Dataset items
########

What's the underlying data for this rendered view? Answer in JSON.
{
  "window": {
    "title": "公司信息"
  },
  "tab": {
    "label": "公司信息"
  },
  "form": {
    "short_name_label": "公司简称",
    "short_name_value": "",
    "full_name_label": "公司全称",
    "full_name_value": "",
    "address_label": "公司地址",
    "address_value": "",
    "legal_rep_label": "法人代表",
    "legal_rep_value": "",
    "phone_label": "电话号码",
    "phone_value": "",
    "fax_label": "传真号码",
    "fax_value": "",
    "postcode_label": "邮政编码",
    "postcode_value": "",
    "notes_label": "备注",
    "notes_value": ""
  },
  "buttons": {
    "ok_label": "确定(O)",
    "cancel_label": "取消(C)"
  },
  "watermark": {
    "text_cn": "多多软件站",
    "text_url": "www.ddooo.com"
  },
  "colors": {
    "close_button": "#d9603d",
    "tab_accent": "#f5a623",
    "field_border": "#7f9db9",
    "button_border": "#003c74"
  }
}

########

▸ **Given problem**: Reproduce all data above, unchanged.

▸ **Output**:
What's the underlying data for this rendered view? Answer in JSON.
{
  "window": {
    "title": "公司信息"
  },
  "tab": {
    "label": "公司信息"
  },
  "form": {
    "short_name_label": "公司简称",
    "short_name_value": "",
    "full_name_label": "公司全称",
    "full_name_value": "",
    "address_label": "公司地址",
    "address_value": "",
    "legal_rep_label": "法人代表",
    "legal_rep_value": "",
    "phone_label": "电话号码",
    "phone_value": "",
    "fax_label": "传真号码",
    "fax_value": "",
    "postcode_label": "邮政编码",
    "postcode_value": "",
    "notes_label": "备注",
    "notes_value": ""
  },
  "buttons": {
    "ok_label": "确定(O)",
    "cancel_label": "取消(C)"
  },
  "watermark": {
    "text_cn": "多多软件站",
    "text_url": "www.ddooo.com"
  },
  "colors": {
    "close_button": "#d9603d",
    "tab_accent": "#f5a623",
    "field_border": "#7f9db9",
    "button_border": "#003c74"
  }
}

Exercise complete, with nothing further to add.